Records for processing

--- Start ---

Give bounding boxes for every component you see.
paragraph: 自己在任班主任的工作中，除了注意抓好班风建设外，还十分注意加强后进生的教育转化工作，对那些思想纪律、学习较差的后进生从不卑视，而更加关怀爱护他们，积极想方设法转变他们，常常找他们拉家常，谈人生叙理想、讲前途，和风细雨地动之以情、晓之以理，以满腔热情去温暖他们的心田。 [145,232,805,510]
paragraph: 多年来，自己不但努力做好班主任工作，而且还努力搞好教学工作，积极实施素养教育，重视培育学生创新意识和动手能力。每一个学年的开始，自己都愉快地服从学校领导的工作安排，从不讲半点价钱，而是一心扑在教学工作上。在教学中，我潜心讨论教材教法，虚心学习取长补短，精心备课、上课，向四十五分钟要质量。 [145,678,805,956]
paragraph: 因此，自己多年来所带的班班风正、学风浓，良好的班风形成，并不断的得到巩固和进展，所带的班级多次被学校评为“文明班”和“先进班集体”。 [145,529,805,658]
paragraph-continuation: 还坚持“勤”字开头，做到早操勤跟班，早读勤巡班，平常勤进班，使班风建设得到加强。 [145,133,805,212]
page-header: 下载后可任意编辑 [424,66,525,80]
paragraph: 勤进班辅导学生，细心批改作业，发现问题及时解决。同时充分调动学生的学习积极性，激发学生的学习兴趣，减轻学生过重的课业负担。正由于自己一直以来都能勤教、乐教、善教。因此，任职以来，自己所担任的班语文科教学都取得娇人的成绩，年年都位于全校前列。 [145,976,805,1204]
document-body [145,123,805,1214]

--- End ---

Task prompt
Can you print every row above again, word for word and with nothing changed?

Full answer
Give bounding boxes for every component you see.
paragraph: 自己在任班主任的工作中，除了注意抓好班风建设外，还十分注意加强后进生的教育转化工作，对那些思想纪律、学习较差的后进生从不卑视，而更加关怀爱护他们，积极想方设法转变他们，常常找他们拉家常，谈人生叙理想、讲前途，和风细雨地动之以情、晓之以理，以满腔热情去温暖他们的心田。 [145,232,805,510]
paragraph: 多年来，自己不但努力做好班主任工作，而且还努力搞好教学工作，积极实施素养教育，重视培育学生创新意识和动手能力。每一个学年的开始，自己都愉快地服从学校领导的工作安排，从不讲半点价钱，而是一心扑在教学工作上。在教学中，我潜心讨论教材教法，虚心学习取长补短，精心备课、上课，向四十五分钟要质量。 [145,678,805,956]
paragraph: 因此，自己多年来所带的班班风正、学风浓，良好的班风形成，并不断的得到巩固和进展，所带的班级多次被学校评为“文明班”和“先进班集体”。 [145,529,805,658]
paragraph-continuation: 还坚持“勤”字开头，做到早操勤跟班，早读勤巡班，平常勤进班，使班风建设得到加强。 [145,133,805,212]
page-header: 下载后可任意编辑 [424,66,525,80]
paragraph: 勤进班辅导学生，细心批改作业，发现问题及时解决。同时充分调动学生的学习积极性，激发学生的学习兴趣，减轻学生过重的课业负担。正由于自己一直以来都能勤教、乐教、善教。因此，任职以来，自己所担任的班语文科教学都取得娇人的成绩，年年都位于全校前列。 [145,976,805,1204]
document-body [145,123,805,1214]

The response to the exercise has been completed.